» Job:
List all lines of the data that include the string "эффективности".
## start Records to use
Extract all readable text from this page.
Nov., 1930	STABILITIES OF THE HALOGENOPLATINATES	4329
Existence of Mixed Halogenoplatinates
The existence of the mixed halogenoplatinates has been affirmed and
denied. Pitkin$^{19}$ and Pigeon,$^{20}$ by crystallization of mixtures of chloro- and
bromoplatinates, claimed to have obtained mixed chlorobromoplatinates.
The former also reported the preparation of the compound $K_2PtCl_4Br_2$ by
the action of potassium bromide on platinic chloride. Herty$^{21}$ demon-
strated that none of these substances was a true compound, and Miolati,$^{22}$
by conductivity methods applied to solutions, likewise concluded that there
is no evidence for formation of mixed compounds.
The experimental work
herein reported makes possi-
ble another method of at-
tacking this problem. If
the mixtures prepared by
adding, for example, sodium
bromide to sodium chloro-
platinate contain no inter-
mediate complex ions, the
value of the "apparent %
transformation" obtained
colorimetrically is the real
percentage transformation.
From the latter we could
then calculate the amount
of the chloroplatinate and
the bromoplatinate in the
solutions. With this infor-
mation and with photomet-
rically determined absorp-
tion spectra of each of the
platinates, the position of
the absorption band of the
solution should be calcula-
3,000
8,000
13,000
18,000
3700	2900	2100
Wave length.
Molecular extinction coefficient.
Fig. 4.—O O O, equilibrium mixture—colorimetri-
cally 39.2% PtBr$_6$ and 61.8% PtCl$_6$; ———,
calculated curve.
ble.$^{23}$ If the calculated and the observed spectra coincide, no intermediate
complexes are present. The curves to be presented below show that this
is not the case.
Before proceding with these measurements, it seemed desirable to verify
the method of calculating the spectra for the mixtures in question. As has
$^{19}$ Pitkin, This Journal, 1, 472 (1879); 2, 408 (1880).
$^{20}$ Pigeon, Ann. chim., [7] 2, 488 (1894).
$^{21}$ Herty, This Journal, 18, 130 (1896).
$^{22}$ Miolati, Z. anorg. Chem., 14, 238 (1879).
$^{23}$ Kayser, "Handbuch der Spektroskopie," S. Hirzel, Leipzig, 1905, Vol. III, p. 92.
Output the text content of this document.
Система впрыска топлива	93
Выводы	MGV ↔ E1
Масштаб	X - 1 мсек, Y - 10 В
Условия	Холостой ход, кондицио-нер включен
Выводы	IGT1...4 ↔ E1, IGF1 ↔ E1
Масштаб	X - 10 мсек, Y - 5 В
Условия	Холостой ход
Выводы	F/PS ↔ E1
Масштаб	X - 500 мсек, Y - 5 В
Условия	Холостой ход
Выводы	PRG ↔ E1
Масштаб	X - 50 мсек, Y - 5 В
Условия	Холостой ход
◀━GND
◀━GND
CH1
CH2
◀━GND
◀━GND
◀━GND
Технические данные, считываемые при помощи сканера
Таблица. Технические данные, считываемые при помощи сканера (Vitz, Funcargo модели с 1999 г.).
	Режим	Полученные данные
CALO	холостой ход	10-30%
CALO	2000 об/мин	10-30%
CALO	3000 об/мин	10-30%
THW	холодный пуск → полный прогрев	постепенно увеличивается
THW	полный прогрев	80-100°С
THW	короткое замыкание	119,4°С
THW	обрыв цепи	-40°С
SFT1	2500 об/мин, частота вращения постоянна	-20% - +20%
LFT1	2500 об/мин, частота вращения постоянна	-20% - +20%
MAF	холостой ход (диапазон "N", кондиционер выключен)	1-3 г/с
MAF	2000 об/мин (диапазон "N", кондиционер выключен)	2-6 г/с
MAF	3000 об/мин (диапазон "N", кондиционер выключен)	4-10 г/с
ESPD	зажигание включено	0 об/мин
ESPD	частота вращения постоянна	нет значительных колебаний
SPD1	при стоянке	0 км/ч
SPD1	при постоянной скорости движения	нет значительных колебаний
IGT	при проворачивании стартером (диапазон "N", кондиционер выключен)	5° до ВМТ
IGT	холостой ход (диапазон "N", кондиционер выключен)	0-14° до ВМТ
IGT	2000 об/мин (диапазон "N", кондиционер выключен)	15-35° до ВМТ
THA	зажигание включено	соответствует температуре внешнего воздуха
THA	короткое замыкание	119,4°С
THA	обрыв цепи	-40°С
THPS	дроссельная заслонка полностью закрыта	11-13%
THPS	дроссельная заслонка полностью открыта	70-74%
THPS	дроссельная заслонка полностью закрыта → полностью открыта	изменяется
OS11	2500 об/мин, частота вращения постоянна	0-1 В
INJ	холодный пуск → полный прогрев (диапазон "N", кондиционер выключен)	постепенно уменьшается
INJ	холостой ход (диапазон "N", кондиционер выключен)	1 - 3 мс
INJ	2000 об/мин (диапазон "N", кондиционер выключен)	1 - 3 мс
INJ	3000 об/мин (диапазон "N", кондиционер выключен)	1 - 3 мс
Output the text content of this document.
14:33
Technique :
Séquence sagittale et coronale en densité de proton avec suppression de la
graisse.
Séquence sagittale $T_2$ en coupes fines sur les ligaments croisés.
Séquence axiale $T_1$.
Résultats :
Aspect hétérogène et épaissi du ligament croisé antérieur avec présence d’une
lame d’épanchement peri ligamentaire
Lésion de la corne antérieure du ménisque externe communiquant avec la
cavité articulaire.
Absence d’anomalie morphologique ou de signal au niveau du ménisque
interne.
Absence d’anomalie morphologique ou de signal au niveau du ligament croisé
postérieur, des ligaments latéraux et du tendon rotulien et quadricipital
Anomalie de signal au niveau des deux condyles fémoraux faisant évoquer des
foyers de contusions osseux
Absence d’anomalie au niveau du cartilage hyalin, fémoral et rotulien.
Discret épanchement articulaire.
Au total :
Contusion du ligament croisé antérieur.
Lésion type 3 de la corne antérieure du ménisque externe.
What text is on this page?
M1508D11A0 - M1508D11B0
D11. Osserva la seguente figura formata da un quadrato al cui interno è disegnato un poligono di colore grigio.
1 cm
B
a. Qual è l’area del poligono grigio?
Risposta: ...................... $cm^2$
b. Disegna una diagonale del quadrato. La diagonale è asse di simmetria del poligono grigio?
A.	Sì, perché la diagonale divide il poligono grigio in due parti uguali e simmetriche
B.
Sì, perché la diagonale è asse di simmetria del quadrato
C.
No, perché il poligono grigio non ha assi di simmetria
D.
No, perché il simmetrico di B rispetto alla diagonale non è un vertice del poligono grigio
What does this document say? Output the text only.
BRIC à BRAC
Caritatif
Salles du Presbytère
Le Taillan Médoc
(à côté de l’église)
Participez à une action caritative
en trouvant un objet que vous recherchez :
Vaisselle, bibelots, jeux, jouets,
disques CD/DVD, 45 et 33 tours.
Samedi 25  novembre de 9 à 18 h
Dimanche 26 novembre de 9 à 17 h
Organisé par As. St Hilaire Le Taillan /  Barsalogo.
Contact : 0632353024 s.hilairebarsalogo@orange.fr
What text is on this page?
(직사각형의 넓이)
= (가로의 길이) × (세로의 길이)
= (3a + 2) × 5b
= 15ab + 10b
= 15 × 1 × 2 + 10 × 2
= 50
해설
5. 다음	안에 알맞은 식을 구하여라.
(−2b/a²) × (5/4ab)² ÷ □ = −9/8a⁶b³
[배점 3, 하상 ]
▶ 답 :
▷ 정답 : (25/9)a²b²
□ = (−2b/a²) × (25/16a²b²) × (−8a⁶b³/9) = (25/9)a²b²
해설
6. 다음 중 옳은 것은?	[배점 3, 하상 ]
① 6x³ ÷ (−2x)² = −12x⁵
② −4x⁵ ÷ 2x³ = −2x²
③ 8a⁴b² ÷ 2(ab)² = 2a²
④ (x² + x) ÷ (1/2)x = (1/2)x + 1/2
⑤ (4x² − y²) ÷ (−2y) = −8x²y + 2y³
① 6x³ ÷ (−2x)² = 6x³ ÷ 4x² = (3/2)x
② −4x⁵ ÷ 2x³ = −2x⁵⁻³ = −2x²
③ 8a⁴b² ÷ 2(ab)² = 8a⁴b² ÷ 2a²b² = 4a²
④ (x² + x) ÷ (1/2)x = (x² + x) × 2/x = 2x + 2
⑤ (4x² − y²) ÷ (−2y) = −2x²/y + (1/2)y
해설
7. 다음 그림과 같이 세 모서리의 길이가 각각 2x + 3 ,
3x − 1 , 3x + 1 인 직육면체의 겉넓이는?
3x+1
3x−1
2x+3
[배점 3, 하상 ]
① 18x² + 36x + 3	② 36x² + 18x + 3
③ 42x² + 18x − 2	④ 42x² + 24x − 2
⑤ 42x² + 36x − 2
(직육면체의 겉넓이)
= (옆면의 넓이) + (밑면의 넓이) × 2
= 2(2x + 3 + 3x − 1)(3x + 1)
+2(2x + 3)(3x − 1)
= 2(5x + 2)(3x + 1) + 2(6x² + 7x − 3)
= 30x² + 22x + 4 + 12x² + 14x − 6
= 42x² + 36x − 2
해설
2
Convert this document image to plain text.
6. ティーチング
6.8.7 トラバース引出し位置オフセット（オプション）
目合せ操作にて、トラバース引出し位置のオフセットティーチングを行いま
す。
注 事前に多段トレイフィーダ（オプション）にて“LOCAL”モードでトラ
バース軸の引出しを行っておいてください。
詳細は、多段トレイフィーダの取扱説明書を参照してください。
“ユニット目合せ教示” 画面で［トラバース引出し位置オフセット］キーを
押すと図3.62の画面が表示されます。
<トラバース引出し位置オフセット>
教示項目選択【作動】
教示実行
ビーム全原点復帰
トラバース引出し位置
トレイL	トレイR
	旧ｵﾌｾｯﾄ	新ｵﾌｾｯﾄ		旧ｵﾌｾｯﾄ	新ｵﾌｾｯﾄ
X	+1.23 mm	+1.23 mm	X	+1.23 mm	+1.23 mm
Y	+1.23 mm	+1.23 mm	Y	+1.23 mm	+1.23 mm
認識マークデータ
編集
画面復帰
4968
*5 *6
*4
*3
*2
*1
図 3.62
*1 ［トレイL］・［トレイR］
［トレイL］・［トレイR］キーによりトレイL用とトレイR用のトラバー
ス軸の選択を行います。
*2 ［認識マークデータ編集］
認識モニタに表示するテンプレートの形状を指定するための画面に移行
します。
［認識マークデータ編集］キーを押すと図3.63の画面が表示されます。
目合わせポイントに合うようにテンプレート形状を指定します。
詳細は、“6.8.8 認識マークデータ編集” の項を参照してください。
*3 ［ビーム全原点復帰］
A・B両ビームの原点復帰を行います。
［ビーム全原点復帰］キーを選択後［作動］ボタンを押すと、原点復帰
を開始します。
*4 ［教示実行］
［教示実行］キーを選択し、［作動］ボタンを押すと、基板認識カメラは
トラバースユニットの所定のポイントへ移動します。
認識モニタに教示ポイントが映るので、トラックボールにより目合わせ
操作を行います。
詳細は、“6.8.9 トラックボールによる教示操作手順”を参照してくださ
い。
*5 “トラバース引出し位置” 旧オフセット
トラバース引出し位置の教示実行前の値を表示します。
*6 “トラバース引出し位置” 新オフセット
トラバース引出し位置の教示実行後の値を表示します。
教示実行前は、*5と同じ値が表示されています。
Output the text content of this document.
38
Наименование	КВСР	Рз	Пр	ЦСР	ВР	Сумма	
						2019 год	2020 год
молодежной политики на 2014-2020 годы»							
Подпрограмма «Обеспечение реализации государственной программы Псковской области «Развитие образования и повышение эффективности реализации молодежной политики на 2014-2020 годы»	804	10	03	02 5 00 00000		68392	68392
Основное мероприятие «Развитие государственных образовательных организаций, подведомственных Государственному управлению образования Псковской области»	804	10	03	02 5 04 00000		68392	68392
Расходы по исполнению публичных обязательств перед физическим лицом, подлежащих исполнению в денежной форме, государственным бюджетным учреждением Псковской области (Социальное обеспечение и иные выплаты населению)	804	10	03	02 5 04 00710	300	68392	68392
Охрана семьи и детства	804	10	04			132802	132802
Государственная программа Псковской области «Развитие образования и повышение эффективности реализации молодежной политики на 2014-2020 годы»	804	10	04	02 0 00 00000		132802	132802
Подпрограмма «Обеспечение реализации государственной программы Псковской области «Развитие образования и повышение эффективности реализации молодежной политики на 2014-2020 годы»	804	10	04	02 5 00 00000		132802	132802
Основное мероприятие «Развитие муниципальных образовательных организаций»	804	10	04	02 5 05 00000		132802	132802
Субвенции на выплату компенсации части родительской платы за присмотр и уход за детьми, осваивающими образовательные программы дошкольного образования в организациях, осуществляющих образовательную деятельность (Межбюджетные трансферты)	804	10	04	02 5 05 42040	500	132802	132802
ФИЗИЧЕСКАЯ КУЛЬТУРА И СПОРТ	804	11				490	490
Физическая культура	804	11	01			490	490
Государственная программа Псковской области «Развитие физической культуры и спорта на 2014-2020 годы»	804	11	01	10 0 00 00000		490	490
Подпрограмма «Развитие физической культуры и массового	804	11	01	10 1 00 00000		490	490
## end Records to use
» Task response:
Подпрограмма «Обеспечение реализации государственной программы Псковской области «Развитие образования и повышение эффективности реализации молодежной политики на 2014-2020 годы»	804	10	03	02 5 00 00000		68392	68392
Государственная программа Псковской области «Развитие образования и повышение эффективности реализации молодежной политики на 2014-2020 годы»	804	10	04	02 0 00 00000		132802	132802
Подпрограмма «Обеспечение реализации государственной программы Псковской области «Развитие образования и повышение эффективности реализации молодежной политики на 2014-2020 годы»	804	10	04	02 5 00 00000		132802	132802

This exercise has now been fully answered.